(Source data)

★ ★ ★ ★ ★ ★ ★

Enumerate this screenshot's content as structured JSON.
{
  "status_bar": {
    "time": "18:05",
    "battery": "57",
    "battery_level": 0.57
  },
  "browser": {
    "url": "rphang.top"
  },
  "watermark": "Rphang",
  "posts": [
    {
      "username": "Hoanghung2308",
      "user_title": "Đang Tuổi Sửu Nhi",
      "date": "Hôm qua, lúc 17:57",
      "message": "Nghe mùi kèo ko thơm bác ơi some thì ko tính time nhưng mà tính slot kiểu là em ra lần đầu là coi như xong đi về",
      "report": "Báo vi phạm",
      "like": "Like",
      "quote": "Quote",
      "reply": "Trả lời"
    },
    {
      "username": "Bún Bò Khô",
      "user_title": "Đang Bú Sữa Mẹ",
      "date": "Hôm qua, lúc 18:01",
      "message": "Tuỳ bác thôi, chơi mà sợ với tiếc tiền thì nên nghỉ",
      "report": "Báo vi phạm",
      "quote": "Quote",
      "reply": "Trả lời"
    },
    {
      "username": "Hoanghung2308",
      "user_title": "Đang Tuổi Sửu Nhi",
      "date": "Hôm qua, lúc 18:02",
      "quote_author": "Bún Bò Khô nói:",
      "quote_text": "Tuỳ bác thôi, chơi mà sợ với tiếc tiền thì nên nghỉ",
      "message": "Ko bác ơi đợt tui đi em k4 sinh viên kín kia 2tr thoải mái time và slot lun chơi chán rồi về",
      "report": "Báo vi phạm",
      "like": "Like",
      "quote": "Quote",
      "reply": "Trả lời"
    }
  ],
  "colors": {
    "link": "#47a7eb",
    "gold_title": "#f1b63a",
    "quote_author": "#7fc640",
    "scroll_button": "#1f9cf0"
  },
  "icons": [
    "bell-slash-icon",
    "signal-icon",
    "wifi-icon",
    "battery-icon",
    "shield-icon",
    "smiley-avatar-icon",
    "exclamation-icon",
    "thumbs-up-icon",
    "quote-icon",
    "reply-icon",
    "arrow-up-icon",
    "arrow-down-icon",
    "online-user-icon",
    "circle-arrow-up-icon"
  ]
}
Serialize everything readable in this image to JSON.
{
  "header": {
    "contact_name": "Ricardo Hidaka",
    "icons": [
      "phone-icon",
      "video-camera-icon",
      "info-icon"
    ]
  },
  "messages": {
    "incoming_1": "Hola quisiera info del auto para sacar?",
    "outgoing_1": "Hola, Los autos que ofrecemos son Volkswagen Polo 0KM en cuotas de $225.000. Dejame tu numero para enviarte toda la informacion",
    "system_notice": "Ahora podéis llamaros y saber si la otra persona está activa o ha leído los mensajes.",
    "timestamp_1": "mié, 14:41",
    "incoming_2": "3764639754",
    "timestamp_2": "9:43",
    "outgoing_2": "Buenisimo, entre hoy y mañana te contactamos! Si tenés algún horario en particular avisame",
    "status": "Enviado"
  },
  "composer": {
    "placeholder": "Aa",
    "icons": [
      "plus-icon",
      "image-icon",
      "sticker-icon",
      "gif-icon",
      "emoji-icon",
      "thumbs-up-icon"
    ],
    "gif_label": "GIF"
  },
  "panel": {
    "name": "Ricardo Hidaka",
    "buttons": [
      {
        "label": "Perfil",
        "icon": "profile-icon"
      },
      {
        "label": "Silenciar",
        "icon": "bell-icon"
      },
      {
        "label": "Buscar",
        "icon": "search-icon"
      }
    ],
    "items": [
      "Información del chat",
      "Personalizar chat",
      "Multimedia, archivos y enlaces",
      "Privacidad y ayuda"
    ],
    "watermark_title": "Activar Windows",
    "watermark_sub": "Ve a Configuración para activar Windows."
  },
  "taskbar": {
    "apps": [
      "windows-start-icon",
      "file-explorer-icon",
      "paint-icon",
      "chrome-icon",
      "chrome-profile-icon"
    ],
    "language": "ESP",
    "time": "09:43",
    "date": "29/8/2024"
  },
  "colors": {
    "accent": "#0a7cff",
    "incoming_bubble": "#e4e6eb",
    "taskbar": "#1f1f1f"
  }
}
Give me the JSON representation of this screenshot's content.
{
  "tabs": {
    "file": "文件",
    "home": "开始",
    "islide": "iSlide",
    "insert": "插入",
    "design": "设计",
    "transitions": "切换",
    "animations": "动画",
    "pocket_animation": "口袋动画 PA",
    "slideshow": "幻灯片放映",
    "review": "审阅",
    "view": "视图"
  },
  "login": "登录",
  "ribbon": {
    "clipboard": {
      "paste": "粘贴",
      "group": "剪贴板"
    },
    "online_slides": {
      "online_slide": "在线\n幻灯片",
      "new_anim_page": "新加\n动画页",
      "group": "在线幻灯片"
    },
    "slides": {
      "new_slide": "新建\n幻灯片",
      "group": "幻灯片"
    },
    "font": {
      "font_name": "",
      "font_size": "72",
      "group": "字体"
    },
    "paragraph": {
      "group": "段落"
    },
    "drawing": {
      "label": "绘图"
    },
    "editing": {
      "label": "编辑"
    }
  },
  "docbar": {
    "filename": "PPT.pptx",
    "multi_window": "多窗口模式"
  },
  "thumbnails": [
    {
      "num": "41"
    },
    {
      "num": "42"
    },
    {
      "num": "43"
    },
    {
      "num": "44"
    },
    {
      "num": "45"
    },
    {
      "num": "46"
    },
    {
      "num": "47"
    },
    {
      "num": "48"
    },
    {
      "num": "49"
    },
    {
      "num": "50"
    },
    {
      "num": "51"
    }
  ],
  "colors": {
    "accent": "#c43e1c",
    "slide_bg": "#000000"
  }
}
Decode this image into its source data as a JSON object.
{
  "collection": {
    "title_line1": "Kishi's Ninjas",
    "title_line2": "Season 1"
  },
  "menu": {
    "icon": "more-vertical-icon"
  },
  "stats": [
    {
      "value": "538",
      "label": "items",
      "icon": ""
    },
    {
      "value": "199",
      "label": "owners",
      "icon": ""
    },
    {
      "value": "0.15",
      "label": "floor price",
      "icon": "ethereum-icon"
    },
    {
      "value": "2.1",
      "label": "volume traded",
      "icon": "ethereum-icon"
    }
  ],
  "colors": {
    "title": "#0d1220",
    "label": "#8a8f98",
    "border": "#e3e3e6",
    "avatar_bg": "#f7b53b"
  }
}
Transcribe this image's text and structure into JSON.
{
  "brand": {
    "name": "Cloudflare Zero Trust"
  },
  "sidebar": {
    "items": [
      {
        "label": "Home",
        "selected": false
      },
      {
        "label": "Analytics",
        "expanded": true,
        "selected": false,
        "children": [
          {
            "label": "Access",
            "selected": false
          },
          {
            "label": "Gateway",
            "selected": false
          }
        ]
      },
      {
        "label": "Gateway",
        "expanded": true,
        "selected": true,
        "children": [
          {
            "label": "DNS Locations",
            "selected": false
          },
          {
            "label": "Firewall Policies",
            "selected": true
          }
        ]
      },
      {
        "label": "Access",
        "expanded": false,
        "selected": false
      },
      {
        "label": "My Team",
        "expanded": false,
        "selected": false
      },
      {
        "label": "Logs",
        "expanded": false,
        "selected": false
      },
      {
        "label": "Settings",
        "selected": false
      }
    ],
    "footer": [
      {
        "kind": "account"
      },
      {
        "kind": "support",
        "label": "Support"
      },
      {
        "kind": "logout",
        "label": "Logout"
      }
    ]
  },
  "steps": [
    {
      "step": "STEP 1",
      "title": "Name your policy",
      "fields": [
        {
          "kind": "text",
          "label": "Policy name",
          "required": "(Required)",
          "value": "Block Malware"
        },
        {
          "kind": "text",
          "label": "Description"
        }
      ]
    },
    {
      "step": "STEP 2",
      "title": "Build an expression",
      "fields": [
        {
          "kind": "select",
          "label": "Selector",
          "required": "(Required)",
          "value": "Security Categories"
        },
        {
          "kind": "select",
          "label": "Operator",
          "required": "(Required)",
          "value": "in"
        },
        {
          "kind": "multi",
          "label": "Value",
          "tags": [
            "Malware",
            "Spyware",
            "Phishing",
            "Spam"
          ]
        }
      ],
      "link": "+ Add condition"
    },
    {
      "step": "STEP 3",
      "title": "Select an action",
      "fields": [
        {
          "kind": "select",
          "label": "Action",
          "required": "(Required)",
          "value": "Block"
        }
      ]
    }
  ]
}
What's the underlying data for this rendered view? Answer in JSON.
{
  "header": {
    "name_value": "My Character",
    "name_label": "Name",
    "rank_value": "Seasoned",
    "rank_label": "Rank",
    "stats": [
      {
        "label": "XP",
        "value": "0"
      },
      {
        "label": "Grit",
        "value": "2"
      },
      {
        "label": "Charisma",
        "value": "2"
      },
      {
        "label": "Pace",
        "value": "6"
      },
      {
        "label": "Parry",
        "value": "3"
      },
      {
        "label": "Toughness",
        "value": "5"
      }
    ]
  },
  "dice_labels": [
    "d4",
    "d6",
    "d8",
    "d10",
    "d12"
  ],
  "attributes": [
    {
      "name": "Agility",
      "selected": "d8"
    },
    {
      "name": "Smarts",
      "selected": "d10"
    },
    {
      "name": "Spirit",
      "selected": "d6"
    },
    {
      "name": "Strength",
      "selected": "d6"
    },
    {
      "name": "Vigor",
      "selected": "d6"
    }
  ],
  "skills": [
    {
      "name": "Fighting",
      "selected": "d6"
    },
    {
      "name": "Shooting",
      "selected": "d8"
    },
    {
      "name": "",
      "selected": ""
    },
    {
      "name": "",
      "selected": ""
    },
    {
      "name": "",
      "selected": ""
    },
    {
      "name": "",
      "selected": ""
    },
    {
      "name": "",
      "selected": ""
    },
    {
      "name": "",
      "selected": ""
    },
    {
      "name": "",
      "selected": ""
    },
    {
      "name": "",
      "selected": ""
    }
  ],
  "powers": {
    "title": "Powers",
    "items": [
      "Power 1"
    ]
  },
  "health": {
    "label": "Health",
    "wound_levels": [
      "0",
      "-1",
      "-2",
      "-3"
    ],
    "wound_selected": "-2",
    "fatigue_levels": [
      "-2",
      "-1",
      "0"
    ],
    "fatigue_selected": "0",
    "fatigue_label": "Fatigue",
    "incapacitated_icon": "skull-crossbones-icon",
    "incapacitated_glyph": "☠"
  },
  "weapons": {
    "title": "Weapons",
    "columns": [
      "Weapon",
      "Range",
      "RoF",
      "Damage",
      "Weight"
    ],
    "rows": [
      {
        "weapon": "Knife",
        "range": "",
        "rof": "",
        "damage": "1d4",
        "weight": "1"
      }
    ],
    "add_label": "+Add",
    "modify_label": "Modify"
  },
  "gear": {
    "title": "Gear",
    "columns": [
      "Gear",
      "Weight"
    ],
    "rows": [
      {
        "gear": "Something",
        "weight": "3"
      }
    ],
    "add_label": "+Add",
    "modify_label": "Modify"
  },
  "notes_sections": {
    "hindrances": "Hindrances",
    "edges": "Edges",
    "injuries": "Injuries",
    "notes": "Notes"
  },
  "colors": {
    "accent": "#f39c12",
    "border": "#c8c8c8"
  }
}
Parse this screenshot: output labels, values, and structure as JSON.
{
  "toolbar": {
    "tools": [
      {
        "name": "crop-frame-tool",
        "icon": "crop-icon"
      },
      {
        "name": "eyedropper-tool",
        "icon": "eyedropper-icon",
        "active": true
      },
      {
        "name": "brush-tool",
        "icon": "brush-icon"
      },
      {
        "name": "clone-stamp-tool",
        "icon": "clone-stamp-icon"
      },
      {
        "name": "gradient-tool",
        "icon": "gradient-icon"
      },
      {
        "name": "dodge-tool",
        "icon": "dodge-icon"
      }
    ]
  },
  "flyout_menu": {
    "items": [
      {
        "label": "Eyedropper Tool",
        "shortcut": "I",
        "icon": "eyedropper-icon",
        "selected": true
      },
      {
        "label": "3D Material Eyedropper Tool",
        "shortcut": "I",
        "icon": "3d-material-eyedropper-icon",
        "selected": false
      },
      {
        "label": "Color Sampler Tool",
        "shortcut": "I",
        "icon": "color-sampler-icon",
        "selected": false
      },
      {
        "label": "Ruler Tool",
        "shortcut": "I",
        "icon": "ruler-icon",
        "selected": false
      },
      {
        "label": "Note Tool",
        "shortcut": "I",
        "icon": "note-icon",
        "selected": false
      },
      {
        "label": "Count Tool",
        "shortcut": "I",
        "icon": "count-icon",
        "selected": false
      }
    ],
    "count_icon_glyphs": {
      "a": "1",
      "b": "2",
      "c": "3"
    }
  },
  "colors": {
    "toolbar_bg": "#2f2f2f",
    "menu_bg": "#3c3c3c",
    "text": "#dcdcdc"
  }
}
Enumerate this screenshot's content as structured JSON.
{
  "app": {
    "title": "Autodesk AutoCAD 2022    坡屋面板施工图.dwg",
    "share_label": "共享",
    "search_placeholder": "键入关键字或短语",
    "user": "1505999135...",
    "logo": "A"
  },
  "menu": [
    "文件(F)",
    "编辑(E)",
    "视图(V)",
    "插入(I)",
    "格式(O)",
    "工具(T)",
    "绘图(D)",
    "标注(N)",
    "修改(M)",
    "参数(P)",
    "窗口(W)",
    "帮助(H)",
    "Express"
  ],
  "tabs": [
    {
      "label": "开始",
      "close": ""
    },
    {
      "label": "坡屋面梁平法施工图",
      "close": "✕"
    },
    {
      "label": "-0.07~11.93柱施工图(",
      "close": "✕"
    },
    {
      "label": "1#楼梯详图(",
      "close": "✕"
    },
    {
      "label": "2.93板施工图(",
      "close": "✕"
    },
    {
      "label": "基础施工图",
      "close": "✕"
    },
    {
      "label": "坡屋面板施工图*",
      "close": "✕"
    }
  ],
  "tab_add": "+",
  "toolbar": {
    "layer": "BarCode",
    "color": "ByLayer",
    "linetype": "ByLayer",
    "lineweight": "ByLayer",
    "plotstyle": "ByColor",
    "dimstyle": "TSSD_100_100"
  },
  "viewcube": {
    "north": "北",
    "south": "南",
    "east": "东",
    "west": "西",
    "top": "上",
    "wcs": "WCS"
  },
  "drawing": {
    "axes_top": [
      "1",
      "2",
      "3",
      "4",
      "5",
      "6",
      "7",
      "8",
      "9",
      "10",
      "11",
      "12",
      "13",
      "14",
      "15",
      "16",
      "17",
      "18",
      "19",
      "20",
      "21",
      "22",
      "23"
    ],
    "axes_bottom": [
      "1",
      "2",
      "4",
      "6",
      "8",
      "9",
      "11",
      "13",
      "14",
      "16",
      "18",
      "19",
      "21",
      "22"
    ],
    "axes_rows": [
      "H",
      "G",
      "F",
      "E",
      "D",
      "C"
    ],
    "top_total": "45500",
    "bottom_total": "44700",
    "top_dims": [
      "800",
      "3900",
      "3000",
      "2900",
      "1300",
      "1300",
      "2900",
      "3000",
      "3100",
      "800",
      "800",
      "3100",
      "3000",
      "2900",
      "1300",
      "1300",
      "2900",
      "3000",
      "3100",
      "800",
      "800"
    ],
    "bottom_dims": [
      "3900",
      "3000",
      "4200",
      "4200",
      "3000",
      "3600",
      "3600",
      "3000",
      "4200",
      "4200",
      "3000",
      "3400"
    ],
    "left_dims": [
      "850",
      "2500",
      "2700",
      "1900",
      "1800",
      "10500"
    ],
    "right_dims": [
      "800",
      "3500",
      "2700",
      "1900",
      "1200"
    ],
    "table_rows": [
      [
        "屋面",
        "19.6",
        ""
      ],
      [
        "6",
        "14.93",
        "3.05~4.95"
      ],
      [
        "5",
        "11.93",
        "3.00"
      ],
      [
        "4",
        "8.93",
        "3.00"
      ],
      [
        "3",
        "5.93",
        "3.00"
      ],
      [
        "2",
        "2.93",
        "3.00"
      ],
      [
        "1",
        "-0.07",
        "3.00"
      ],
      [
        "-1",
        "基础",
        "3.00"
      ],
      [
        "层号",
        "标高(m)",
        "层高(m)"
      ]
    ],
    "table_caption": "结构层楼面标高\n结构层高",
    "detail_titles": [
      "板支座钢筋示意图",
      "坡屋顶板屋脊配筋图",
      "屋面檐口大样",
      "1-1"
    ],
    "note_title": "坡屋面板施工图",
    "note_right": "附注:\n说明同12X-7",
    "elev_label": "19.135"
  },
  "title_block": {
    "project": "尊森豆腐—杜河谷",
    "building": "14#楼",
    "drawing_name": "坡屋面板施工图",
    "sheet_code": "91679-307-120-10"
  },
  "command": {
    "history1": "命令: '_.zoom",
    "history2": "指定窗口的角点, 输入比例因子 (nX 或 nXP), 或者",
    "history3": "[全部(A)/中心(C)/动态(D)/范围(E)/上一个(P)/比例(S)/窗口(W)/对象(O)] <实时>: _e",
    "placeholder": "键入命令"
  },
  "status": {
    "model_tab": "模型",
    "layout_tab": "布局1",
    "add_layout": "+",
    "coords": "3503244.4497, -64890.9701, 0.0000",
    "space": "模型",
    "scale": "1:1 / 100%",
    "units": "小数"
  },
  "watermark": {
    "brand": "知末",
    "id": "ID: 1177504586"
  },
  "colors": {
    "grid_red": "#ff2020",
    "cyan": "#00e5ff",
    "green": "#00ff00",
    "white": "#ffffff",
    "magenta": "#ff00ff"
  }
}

★ ★ ★ ★ ★ ★ ★

• _WRITTEN PROBLEM_
Pull out each line of the listing that holds the string "gradient".

• _FULL RESPONSE_
        "name": "gradient-tool",
        "icon": "gradient-icon"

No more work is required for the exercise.